Some records:
>>>

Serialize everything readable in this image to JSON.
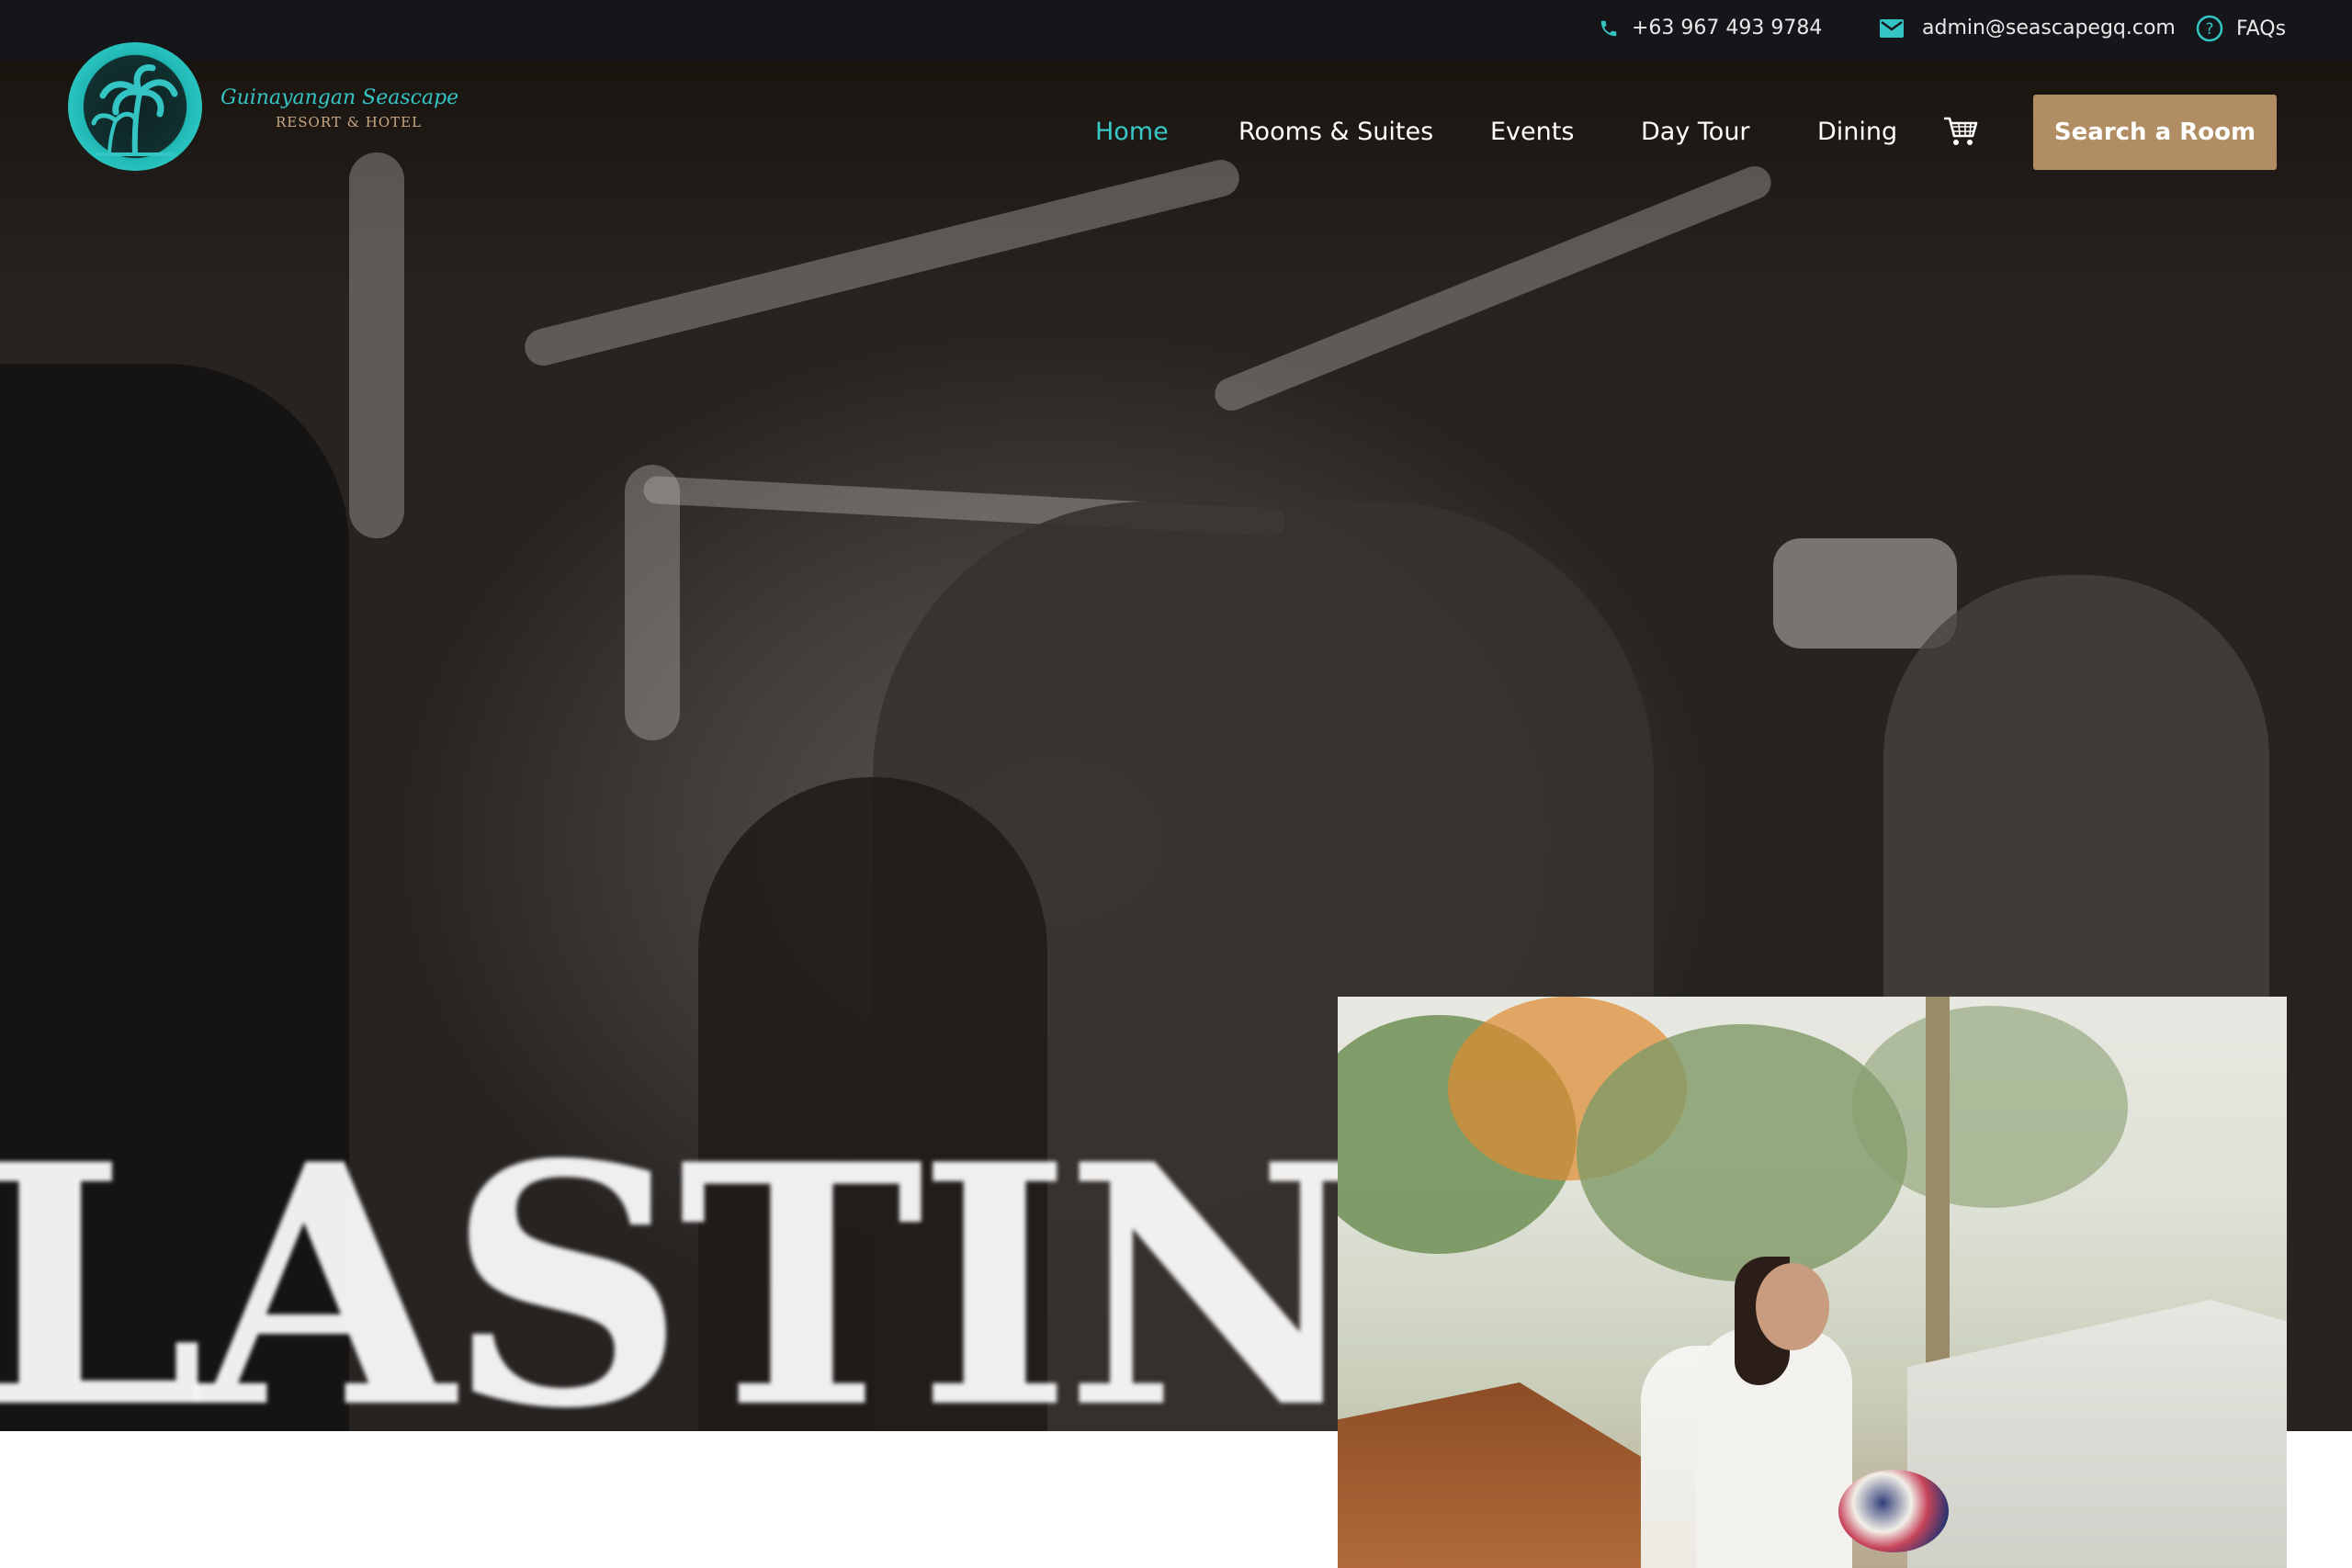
{
  "topbar": {
    "phone": "+63 967 493 9784",
    "email": "admin@seascapegq.com",
    "faqs": "FAQs",
    "icons": [
      "phone-icon",
      "mail-icon",
      "help-circle-icon"
    ]
  },
  "brand": {
    "name": "Guinayangan Seascape",
    "tagline": "RESORT & HOTEL"
  },
  "nav": {
    "items": [
      {
        "label": "Home",
        "active": true
      },
      {
        "label": "Rooms & Suites",
        "active": false
      },
      {
        "label": "Events",
        "active": false
      },
      {
        "label": "Day Tour",
        "active": false
      },
      {
        "label": "Dining",
        "active": false
      }
    ],
    "cart_icon": "shopping-cart-icon",
    "cta_label": "Search a Room"
  },
  "hero": {
    "headline": "LASTING C"
  },
  "colors": {
    "topbar_bg": "#15161a",
    "accent_teal": "#38c8c8",
    "cta_gold": "#b08d62"
  }
}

<<<

EXERCISE - Print all the records again exactly; do not include any picture.

TASK RESPONSE -
Serialize everything readable in this image to JSON.
{
  "topbar": {
    "phone": "+63 967 493 9784",
    "email": "admin@seascapegq.com",
    "faqs": "FAQs",
    "icons": [
      "phone-icon",
      "mail-icon",
      "help-circle-icon"
    ]
  },
  "brand": {
    "name": "Guinayangan Seascape",
    "tagline": "RESORT & HOTEL"
  },
  "nav": {
    "items": [
      {
        "label": "Home",
        "active": true
      },
      {
        "label": "Rooms & Suites",
        "active": false
      },
      {
        "label": "Events",
        "active": false
      },
      {
        "label": "Day Tour",
        "active": false
      },
      {
        "label": "Dining",
        "active": false
      }
    ],
    "cart_icon": "shopping-cart-icon",
    "cta_label": "Search a Room"
  },
  "hero": {
    "headline": "LASTING C"
  },
  "colors": {
    "topbar_bg": "#15161a",
    "accent_teal": "#38c8c8",
    "cta_gold": "#b08d62"
  }
}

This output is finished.